>> start Data for processing

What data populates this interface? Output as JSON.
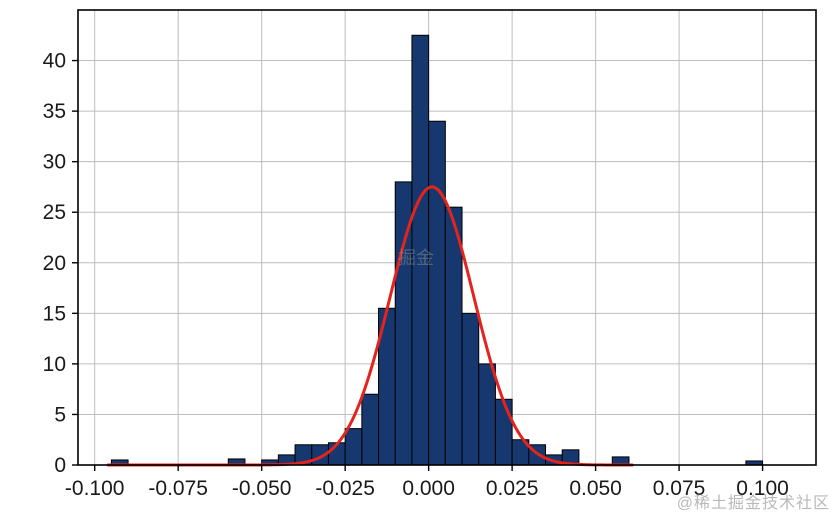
{
  "watermarks": {
    "corner": "@稀土掘金技术社区",
    "center": "掘金"
  },
  "chart_data": {
    "type": "bar",
    "subtype": "histogram-with-normal-fit",
    "title": "",
    "xlabel": "",
    "ylabel": "",
    "x_range": [
      -0.105,
      0.116
    ],
    "y_range": [
      0,
      45
    ],
    "x_tick_values": [
      -0.1,
      -0.075,
      -0.05,
      -0.025,
      0.0,
      0.025,
      0.05,
      0.075,
      0.1
    ],
    "x_tick_labels": [
      "-0.100",
      "-0.075",
      "-0.050",
      "-0.025",
      "0.000",
      "0.025",
      "0.050",
      "0.075",
      "0.100"
    ],
    "y_tick_values": [
      0,
      5,
      10,
      15,
      20,
      25,
      30,
      35,
      40
    ],
    "y_tick_labels": [
      "0",
      "5",
      "10",
      "15",
      "20",
      "25",
      "30",
      "35",
      "40"
    ],
    "grid": true,
    "grid_color": "#bdbdbd",
    "axis_color": "#000000",
    "bin_width": 0.005,
    "bar_color": "#17386e",
    "bar_edge_color": "#000000",
    "bars": [
      {
        "x": -0.0925,
        "h": 0.5
      },
      {
        "x": -0.0575,
        "h": 0.6
      },
      {
        "x": -0.0475,
        "h": 0.5
      },
      {
        "x": -0.0425,
        "h": 1.0
      },
      {
        "x": -0.0375,
        "h": 2.0
      },
      {
        "x": -0.0325,
        "h": 2.0
      },
      {
        "x": -0.0275,
        "h": 2.2
      },
      {
        "x": -0.0225,
        "h": 3.6
      },
      {
        "x": -0.0175,
        "h": 7.0
      },
      {
        "x": -0.0125,
        "h": 15.5
      },
      {
        "x": -0.0075,
        "h": 28.0
      },
      {
        "x": -0.0025,
        "h": 42.5
      },
      {
        "x": 0.0025,
        "h": 34.0
      },
      {
        "x": 0.0075,
        "h": 25.5
      },
      {
        "x": 0.0125,
        "h": 15.0
      },
      {
        "x": 0.0175,
        "h": 10.0
      },
      {
        "x": 0.0225,
        "h": 6.5
      },
      {
        "x": 0.0275,
        "h": 2.5
      },
      {
        "x": 0.0325,
        "h": 2.0
      },
      {
        "x": 0.0375,
        "h": 1.0
      },
      {
        "x": 0.0425,
        "h": 1.5
      },
      {
        "x": 0.0575,
        "h": 0.8
      },
      {
        "x": 0.0975,
        "h": 0.4
      }
    ],
    "curve": {
      "type": "normal",
      "amplitude": 27.5,
      "mean": 0.001,
      "sigma": 0.0125,
      "color": "#e5231d",
      "line_width": 3,
      "x_start": -0.096,
      "x_end": 0.061
    },
    "legend": null
  }
}
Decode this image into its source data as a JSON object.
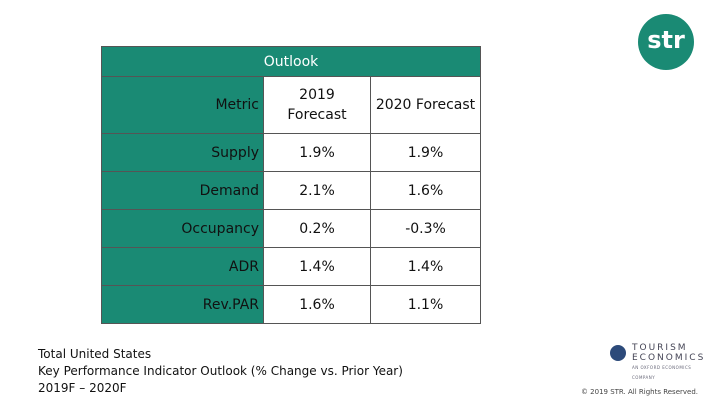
{
  "logo": "str",
  "table": {
    "title": "Outlook",
    "columns": [
      "Metric",
      "2019 Forecast",
      "2020 Forecast"
    ],
    "rows": [
      [
        "Supply",
        "1.9%",
        "1.9%"
      ],
      [
        "Demand",
        "2.1%",
        "1.6%"
      ],
      [
        "Occupancy",
        "0.2%",
        "-0.3%"
      ],
      [
        "ADR",
        "1.4%",
        "1.4%"
      ],
      [
        "Rev.PAR",
        "1.6%",
        "1.1%"
      ]
    ]
  },
  "caption": [
    "Total United States",
    "Key Performance Indicator Outlook (% Change vs. Prior Year)",
    "2019F – 2020F"
  ],
  "partner": {
    "name_line1": "TOURISM",
    "name_line2": "ECONOMICS",
    "tagline": "AN OXFORD ECONOMICS COMPANY"
  },
  "copyright": "© 2019 STR. All Rights Reserved."
}
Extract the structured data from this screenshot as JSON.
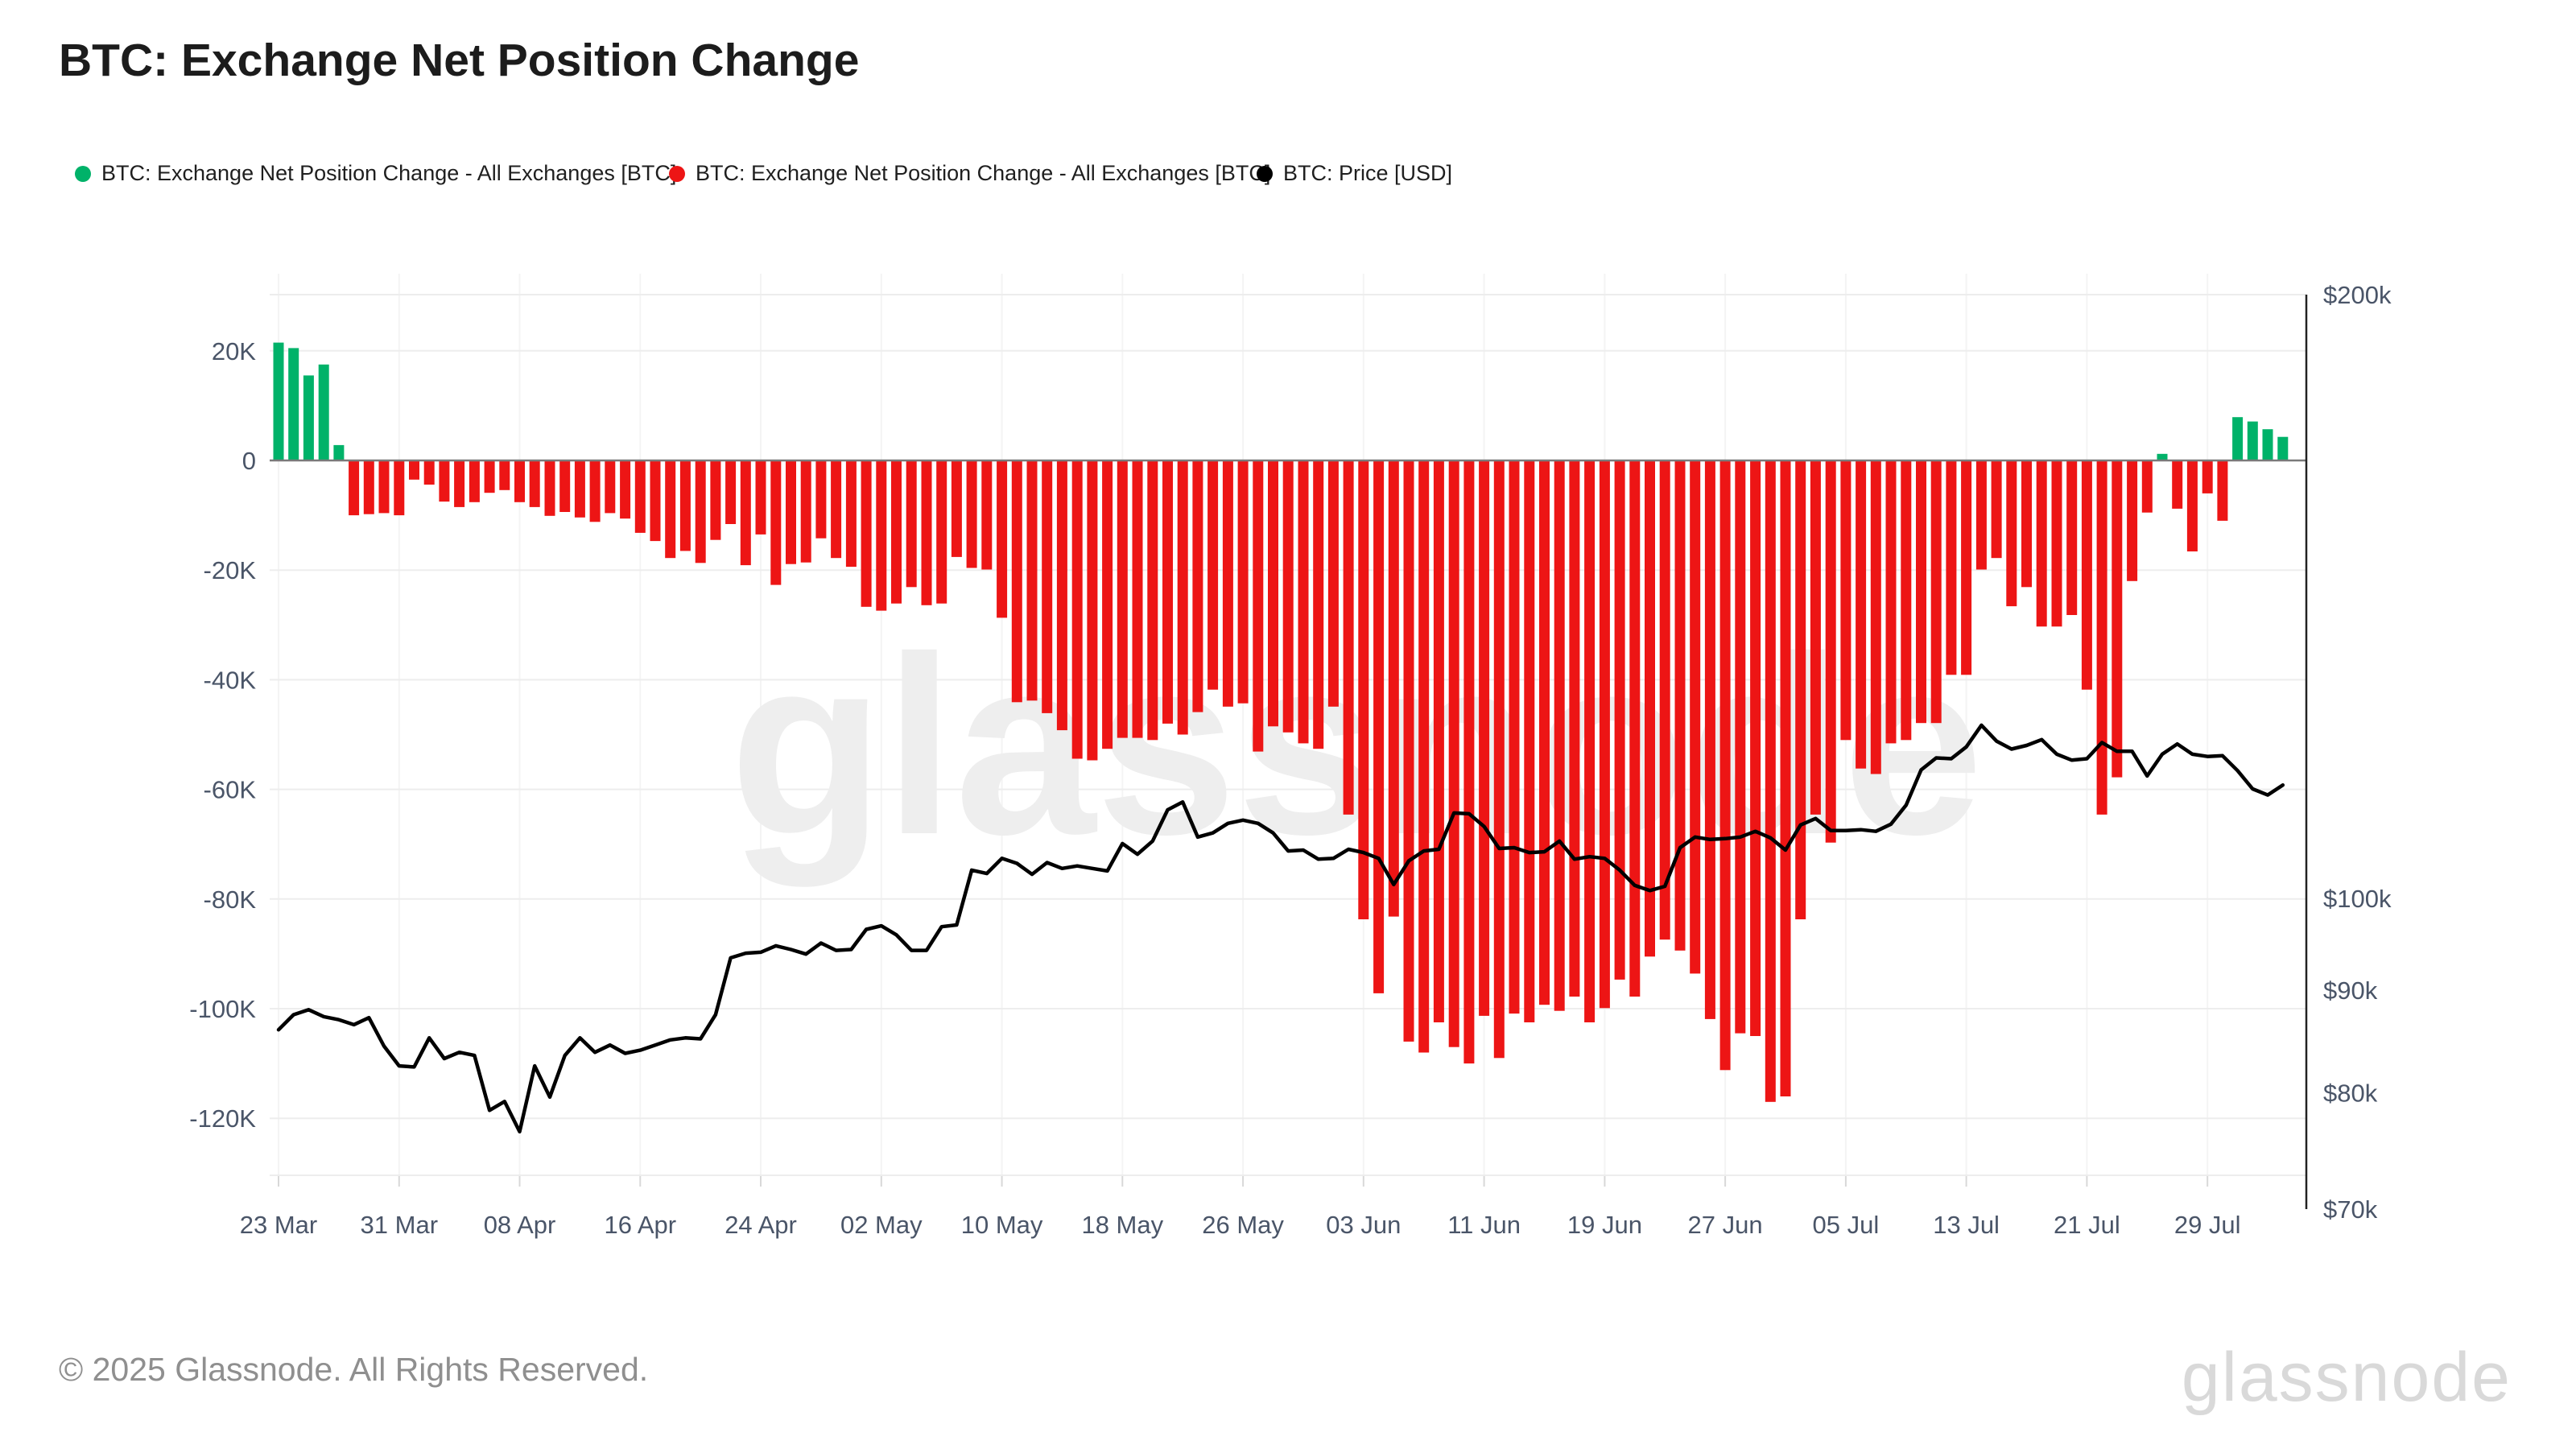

>> end Data for processing

Work to do: Every entry should be returned exactly as written, minus the pictures.

Solution for this exercise:
What data populates this interface? Output as JSON.
{
  "watermarks": {
    "corner": "@稀土掘金技术社区",
    "center": "掘金"
  },
  "chart_data": {
    "type": "bar",
    "subtype": "histogram-with-normal-fit",
    "title": "",
    "xlabel": "",
    "ylabel": "",
    "x_range": [
      -0.105,
      0.116
    ],
    "y_range": [
      0,
      45
    ],
    "x_tick_values": [
      -0.1,
      -0.075,
      -0.05,
      -0.025,
      0.0,
      0.025,
      0.05,
      0.075,
      0.1
    ],
    "x_tick_labels": [
      "-0.100",
      "-0.075",
      "-0.050",
      "-0.025",
      "0.000",
      "0.025",
      "0.050",
      "0.075",
      "0.100"
    ],
    "y_tick_values": [
      0,
      5,
      10,
      15,
      20,
      25,
      30,
      35,
      40
    ],
    "y_tick_labels": [
      "0",
      "5",
      "10",
      "15",
      "20",
      "25",
      "30",
      "35",
      "40"
    ],
    "grid": true,
    "grid_color": "#bdbdbd",
    "axis_color": "#000000",
    "bin_width": 0.005,
    "bar_color": "#17386e",
    "bar_edge_color": "#000000",
    "bars": [
      {
        "x": -0.0925,
        "h": 0.5
      },
      {
        "x": -0.0575,
        "h": 0.6
      },
      {
        "x": -0.0475,
        "h": 0.5
      },
      {
        "x": -0.0425,
        "h": 1.0
      },
      {
        "x": -0.0375,
        "h": 2.0
      },
      {
        "x": -0.0325,
        "h": 2.0
      },
      {
        "x": -0.0275,
        "h": 2.2
      },
      {
        "x": -0.0225,
        "h": 3.6
      },
      {
        "x": -0.0175,
        "h": 7.0
      },
      {
        "x": -0.0125,
        "h": 15.5
      },
      {
        "x": -0.0075,
        "h": 28.0
      },
      {
        "x": -0.0025,
        "h": 42.5
      },
      {
        "x": 0.0025,
        "h": 34.0
      },
      {
        "x": 0.0075,
        "h": 25.5
      },
      {
        "x": 0.0125,
        "h": 15.0
      },
      {
        "x": 0.0175,
        "h": 10.0
      },
      {
        "x": 0.0225,
        "h": 6.5
      },
      {
        "x": 0.0275,
        "h": 2.5
      },
      {
        "x": 0.0325,
        "h": 2.0
      },
      {
        "x": 0.0375,
        "h": 1.0
      },
      {
        "x": 0.0425,
        "h": 1.5
      },
      {
        "x": 0.0575,
        "h": 0.8
      },
      {
        "x": 0.0975,
        "h": 0.4
      }
    ],
    "curve": {
      "type": "normal",
      "amplitude": 27.5,
      "mean": 0.001,
      "sigma": 0.0125,
      "color": "#e5231d",
      "line_width": 3,
      "x_start": -0.096,
      "x_end": 0.061
    },
    "legend": null
  }
}
Decode this image into its source data as a JSON object.
{
  "logo": "str",
  "table": {
    "title": "Outlook",
    "columns": [
      "Metric",
      "2019 Forecast",
      "2020 Forecast"
    ],
    "rows": [
      [
        "Supply",
        "1.9%",
        "1.9%"
      ],
      [
        "Demand",
        "2.1%",
        "1.6%"
      ],
      [
        "Occupancy",
        "0.2%",
        "-0.3%"
      ],
      [
        "ADR",
        "1.4%",
        "1.4%"
      ],
      [
        "Rev.PAR",
        "1.6%",
        "1.1%"
      ]
    ]
  },
  "caption": [
    "Total United States",
    "Key Performance Indicator Outlook (% Change vs. Prior Year)",
    "2019F – 2020F"
  ],
  "partner": {
    "name_line1": "TOURISM",
    "name_line2": "ECONOMICS",
    "tagline": "AN OXFORD ECONOMICS COMPANY"
  },
  "copyright": "© 2019 STR. All Rights Reserved."
}
Extract the structured data from this screenshot as JSON.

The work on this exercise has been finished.